→ **Written request**
Report how many lines contain "necessary". Give the number and nothing else.

→ **Record extracts**
◇ ◇ ◇ ◇

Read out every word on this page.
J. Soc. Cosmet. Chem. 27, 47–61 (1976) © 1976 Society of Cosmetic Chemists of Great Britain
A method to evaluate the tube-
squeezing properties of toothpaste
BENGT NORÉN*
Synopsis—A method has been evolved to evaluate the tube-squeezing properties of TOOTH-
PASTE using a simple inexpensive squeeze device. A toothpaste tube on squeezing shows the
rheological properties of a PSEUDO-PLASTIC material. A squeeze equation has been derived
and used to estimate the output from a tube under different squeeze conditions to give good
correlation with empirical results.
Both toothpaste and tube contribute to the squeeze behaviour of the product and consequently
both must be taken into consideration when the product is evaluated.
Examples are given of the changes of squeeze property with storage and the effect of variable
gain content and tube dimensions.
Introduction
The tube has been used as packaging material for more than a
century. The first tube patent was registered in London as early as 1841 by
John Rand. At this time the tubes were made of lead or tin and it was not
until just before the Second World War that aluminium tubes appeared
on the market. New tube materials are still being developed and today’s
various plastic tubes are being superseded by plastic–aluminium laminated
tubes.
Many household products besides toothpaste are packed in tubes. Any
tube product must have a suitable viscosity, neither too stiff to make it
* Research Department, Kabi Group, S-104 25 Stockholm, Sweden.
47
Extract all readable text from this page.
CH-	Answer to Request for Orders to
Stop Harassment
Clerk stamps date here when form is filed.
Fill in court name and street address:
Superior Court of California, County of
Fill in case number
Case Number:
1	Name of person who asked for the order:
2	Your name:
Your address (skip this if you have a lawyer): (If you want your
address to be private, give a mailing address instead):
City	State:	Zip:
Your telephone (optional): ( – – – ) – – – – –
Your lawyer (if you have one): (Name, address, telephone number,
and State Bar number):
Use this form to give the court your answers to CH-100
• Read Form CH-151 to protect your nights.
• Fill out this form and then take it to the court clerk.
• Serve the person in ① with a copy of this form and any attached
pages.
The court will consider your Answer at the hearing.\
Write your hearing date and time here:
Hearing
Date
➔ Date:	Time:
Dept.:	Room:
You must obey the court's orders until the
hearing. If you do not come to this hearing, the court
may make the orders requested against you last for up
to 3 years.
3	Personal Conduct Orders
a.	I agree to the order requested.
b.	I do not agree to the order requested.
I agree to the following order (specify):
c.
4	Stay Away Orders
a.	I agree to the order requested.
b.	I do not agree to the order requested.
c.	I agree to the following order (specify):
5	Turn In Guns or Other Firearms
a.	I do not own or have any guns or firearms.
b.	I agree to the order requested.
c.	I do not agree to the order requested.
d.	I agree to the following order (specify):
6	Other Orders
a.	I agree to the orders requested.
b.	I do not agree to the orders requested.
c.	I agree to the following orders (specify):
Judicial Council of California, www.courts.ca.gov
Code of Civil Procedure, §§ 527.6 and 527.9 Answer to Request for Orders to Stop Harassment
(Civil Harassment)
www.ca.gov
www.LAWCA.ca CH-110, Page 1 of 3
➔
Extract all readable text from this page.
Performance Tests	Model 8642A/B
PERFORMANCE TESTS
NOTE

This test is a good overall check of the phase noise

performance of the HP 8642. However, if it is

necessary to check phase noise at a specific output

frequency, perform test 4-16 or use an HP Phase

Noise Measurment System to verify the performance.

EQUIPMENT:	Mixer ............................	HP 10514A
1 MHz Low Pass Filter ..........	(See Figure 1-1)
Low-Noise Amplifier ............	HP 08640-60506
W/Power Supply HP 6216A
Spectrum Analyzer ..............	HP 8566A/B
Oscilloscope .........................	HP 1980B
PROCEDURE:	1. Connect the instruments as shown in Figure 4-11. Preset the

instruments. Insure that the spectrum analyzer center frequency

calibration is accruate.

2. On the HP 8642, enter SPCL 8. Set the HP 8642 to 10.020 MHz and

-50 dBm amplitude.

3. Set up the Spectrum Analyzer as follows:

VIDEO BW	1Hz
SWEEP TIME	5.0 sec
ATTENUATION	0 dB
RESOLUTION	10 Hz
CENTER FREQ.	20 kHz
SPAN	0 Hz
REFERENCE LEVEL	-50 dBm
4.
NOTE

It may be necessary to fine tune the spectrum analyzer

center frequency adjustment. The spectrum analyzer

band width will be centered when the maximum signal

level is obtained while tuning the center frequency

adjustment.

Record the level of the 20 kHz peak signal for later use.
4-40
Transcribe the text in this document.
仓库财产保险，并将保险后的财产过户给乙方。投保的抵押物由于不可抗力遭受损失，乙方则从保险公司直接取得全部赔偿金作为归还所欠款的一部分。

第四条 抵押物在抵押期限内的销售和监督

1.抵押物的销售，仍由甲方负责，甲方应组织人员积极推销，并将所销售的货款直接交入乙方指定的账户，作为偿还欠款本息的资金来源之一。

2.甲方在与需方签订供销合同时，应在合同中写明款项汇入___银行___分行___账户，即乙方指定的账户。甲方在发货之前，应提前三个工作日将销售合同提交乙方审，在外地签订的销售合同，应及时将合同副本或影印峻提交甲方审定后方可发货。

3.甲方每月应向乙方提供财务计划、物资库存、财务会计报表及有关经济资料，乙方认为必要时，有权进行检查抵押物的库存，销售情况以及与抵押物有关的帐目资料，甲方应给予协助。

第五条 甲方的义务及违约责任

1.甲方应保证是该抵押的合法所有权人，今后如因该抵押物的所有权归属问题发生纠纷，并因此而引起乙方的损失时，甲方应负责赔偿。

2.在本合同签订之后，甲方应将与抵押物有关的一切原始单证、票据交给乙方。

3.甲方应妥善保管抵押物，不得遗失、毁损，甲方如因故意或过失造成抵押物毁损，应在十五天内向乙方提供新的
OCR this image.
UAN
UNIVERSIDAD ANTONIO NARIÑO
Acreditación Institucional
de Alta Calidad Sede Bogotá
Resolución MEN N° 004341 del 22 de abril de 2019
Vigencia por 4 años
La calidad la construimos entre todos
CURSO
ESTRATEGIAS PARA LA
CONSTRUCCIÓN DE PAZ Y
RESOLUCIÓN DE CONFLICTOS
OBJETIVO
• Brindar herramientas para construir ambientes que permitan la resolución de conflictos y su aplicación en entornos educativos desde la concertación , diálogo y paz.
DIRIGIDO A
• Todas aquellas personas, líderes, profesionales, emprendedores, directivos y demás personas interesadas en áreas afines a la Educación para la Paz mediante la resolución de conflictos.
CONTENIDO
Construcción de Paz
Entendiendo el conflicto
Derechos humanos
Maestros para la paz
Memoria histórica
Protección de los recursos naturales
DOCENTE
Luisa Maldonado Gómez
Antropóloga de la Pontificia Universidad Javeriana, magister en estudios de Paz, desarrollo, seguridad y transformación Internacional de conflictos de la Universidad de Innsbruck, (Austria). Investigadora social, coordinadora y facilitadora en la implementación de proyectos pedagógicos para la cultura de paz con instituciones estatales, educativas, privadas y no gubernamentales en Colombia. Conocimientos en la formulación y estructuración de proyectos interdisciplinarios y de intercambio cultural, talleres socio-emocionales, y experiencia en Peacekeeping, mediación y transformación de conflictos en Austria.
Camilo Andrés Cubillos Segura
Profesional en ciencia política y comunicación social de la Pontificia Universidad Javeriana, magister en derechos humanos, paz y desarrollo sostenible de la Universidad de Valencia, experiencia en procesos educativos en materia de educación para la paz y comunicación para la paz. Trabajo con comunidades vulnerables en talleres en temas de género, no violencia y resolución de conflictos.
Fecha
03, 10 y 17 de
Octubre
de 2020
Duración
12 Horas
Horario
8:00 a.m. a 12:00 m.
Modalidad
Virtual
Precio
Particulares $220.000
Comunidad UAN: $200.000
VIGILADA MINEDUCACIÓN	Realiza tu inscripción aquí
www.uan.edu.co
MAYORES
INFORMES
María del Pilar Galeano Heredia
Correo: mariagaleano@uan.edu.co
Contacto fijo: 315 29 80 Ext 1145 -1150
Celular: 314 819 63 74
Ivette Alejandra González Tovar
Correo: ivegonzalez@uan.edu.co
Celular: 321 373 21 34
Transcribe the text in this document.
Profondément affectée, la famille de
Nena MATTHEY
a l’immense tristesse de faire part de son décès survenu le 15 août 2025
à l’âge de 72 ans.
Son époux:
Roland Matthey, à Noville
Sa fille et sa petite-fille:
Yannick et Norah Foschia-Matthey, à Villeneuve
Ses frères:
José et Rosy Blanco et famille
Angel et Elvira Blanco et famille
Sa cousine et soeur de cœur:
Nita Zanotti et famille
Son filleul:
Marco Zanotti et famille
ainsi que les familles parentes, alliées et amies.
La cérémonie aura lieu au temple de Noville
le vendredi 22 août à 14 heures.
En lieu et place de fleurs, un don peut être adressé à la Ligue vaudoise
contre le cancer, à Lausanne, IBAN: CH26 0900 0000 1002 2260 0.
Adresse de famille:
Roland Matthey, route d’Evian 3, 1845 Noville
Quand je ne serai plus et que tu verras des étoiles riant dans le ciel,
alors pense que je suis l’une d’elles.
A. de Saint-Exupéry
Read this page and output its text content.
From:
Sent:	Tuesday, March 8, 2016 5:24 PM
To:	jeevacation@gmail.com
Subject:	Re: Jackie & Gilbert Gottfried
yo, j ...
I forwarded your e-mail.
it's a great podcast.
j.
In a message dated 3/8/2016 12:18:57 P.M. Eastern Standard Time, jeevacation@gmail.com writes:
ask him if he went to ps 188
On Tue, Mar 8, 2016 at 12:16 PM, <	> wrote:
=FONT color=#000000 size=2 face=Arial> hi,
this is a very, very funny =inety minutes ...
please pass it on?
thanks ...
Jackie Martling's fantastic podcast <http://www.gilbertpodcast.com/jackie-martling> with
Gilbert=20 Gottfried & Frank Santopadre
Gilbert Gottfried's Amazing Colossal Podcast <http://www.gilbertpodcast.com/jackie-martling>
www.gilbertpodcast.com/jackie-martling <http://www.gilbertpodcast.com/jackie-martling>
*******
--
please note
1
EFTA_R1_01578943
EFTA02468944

◇ ◇ ◇ ◇

→ **Final result**
2